#### What is needed:
Copy out each line of the data below in which the string "dropdown" appears.

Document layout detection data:

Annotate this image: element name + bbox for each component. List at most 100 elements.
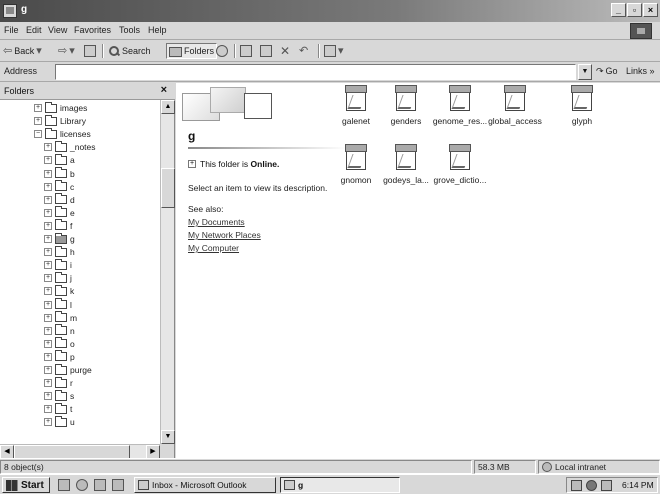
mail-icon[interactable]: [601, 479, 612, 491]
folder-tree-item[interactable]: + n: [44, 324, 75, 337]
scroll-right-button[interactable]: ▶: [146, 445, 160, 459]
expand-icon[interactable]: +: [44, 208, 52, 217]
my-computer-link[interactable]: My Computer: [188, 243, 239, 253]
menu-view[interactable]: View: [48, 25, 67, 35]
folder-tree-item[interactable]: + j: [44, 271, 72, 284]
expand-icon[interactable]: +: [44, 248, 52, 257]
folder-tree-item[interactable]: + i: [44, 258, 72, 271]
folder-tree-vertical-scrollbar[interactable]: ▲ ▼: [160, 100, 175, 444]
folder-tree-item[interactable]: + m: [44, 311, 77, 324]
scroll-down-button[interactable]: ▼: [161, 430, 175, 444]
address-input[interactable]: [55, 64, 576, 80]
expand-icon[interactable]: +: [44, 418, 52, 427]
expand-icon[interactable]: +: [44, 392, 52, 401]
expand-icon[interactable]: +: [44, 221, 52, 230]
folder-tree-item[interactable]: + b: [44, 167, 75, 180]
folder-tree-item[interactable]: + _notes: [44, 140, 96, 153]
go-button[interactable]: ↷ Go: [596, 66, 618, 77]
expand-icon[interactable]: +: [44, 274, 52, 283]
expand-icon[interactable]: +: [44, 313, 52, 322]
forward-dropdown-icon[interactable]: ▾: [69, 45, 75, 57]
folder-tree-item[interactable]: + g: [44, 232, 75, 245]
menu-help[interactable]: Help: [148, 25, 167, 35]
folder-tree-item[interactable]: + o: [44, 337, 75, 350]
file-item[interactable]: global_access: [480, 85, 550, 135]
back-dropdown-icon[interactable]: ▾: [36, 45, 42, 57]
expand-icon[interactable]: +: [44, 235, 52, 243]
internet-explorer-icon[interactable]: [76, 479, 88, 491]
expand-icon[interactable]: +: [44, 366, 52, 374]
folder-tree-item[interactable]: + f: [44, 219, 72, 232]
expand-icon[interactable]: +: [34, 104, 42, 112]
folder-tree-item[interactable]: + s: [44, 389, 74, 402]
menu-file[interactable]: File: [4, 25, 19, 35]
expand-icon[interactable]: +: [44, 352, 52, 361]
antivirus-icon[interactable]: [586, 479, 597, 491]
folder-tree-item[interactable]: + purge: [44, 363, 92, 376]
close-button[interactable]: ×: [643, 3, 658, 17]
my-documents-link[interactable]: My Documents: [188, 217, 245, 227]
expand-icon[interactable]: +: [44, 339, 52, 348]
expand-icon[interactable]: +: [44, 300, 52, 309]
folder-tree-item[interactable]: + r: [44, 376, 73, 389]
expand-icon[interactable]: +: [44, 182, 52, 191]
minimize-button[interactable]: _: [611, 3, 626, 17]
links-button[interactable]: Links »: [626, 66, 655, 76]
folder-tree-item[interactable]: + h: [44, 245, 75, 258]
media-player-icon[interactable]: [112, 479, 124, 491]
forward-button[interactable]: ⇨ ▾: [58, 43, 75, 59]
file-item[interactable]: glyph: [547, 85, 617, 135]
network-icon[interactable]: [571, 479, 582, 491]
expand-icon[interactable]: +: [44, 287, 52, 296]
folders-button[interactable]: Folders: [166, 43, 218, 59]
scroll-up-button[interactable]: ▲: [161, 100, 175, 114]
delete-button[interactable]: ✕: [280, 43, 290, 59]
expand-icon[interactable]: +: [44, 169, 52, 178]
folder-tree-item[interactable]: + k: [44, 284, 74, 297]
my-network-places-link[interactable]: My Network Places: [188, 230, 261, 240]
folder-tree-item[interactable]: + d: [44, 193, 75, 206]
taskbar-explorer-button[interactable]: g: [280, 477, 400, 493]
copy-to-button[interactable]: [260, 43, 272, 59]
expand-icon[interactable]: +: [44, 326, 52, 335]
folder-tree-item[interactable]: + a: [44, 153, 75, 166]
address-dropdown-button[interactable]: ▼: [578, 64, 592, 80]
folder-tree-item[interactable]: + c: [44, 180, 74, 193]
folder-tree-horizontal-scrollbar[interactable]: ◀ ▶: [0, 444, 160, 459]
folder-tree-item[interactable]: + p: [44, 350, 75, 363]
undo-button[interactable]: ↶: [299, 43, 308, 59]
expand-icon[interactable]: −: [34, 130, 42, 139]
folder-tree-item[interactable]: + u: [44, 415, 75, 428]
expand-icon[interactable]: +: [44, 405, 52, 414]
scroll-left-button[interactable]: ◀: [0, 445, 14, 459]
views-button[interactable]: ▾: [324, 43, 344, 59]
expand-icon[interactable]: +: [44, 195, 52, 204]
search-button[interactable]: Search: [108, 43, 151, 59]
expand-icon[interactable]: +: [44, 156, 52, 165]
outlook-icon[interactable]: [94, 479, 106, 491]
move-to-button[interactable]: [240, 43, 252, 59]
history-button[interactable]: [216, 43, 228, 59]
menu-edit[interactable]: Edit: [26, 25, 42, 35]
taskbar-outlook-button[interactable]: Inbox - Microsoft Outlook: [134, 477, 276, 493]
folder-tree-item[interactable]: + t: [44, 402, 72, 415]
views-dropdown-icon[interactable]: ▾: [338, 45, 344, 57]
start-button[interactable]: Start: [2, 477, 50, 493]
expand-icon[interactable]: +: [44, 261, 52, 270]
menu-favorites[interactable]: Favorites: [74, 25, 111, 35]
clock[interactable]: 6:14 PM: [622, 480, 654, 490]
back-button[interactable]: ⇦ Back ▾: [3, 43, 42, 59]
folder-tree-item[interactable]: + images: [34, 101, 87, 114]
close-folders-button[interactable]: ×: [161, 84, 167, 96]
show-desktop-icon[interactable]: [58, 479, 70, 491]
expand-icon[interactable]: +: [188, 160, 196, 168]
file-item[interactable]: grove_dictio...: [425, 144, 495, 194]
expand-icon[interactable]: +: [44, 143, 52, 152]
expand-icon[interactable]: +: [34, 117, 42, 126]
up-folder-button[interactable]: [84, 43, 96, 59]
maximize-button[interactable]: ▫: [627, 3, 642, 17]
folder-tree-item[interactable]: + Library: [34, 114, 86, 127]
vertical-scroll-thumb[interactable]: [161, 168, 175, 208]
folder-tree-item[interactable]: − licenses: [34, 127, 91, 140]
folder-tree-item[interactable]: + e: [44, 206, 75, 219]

#### Response:
forward-dropdown-icon[interactable]: ▾: [69, 45, 75, 57]
back-dropdown-icon[interactable]: ▾: [36, 45, 42, 57]
address-dropdown-button[interactable]: ▼: [578, 64, 592, 80]
views-dropdown-icon[interactable]: ▾: [338, 45, 344, 57]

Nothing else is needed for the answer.